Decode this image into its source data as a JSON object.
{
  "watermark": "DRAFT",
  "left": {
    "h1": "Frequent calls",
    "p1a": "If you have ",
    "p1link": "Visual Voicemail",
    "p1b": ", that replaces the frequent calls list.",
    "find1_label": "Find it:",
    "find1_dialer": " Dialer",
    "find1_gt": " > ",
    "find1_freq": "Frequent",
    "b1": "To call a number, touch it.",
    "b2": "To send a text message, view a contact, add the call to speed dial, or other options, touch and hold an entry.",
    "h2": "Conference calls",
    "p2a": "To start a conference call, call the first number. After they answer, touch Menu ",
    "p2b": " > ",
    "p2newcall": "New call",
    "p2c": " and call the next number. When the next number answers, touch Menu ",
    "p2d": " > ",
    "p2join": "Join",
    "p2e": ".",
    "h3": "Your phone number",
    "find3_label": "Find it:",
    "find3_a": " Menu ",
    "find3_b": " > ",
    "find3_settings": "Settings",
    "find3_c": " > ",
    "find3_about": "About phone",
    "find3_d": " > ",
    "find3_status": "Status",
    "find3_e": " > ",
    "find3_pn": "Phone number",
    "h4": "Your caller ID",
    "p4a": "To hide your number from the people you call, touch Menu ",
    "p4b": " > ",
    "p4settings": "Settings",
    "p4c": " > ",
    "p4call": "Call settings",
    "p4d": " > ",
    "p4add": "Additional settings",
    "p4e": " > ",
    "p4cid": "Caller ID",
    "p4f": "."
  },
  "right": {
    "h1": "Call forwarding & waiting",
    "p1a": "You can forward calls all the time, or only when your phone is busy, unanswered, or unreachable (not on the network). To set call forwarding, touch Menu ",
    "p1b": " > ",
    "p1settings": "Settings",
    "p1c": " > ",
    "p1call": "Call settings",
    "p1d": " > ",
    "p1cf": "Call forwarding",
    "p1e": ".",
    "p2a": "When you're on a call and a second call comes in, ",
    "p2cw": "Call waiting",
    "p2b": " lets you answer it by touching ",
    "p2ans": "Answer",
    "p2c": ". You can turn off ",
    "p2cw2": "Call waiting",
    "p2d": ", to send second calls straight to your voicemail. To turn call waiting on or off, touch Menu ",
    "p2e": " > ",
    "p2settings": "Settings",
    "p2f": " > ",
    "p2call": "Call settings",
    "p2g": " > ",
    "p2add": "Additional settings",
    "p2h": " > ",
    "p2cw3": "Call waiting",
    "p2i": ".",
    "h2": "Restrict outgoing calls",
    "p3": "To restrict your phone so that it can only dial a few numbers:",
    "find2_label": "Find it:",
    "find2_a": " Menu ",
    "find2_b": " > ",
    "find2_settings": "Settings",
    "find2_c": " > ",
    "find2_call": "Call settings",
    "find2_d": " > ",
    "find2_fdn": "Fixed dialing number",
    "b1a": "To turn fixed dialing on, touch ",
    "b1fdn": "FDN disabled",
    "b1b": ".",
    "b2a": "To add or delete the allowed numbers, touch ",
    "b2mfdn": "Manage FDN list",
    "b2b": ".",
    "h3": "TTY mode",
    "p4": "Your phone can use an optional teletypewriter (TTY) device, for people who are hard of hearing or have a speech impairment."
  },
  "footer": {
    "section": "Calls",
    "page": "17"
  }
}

SET TASK – Leave out every line without the string "list" and copy the rest.

RESPONSE TO THE EXERCISE –
    "p1b": ", that replaces the frequent calls list.",
    "b2mfdn": "Manage FDN list",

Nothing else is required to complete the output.